TEXTE PRÉSENTÉ →
★ ★ ★ ★ ★
Dans une précédente publication le 29 juin 2017 sur la guerre asymétrique imposée à notre pays et les moyens d’y mettre fin, l’Inspecteur général de police à la retraite, Yahaya Sangaré, avait écrit que l’application de la charia par les armes est d’autant anti-démocratique que s’opposer de façon systématique à son application. Selon lui, il est temps de penser à des solutions conformes à nos moyens et nos propres valeurs comme l’écoute mutuelle, le dialogue pour se comprendre entre nous Maliens. Cela est d’autant plus nécessaire pour lui, que nous ne pouvons pas continuer à compter nos morts, jour par jour ou compter sur le soutien de la France sur une politique dont il n’a pas les moyens encore moins sur une probable force africaine, même si cela est salutaire. Trois ans plus tard, la conviction de l’inspecteur général n’a pas varié sur le sujet.
★ ★ ★ ★ ★
DONNÉES FOURNIES →
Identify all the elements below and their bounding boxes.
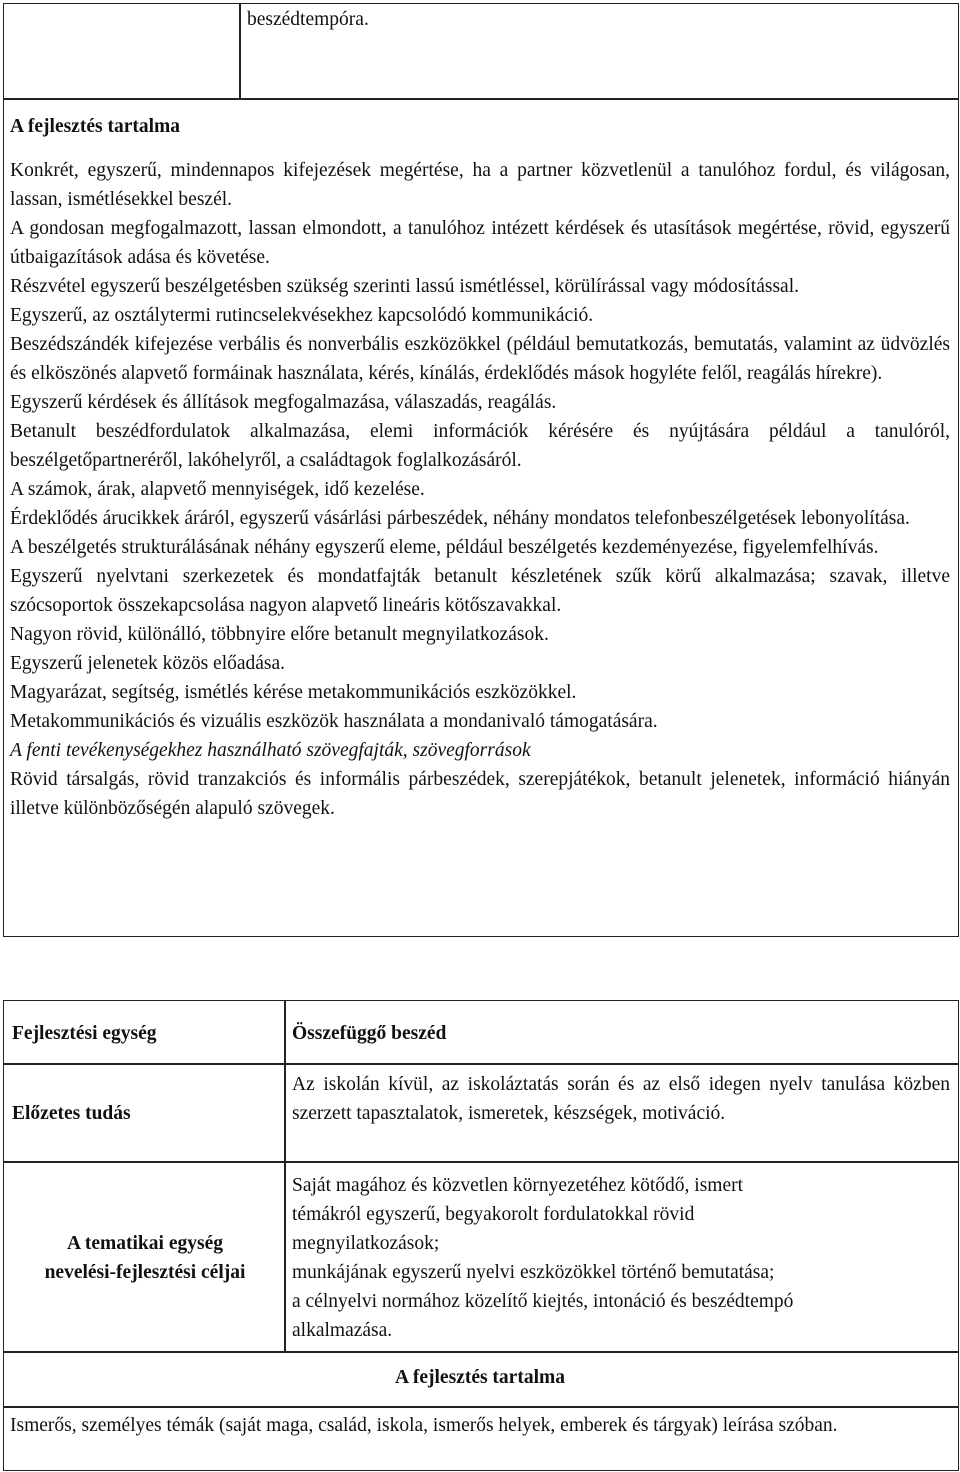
★ ★ ★ ★ ★
CONSIGNE 1 → Recopiez le passage du texte présenté qui commence à "Dans une précédente" et se termine à "sur le sujet.".
CONSIGNE 2 →
Répondez aux questions suivantes à partir du texte présenté.
(a) À quelle date la précédente publication de Yahaya Sangaré a-t-elle paru ?
(b) Quelle fonction occupait Yahaya Sangaré avant sa retraite ?
(c) Quelles valeurs sont données en exemple de solutions conformes à nos propres valeurs ?

RÉPONSE ATTENDUE 1 →
Dans une précédente publication le 29 juin 2017 sur la guerre asymétrique imposée à notre pays et les moyens d’y mettre fin, l’Inspecteur général de police à la retraite, Yahaya Sangaré, avait écrit que l’application de la charia par les armes est d’autant anti-démocratique que s’opposer de façon systématique à son application. Selon lui, il est temps de penser à des solutions conformes à nos moyens et nos propres valeurs comme l’écoute mutuelle, le dialogue pour se comprendre entre nous Maliens. Cela est d’autant plus nécessaire pour lui, que nous ne pouvons pas continuer à compter nos morts, jour par jour ou compter sur le soutien de la France sur une politique dont il n’a pas les moyens encore moins sur une probable force africaine, même si cela est salutaire. Trois ans plus tard, la conviction de l’inspecteur général n’a pas varié sur le sujet.

RÉPONSE ATTENDUE 2 →
(a) Le 29 juin 2017.
(b) Inspecteur général de police.
(c) L'écoute mutuelle et le dialogue pour se comprendre entre Maliens.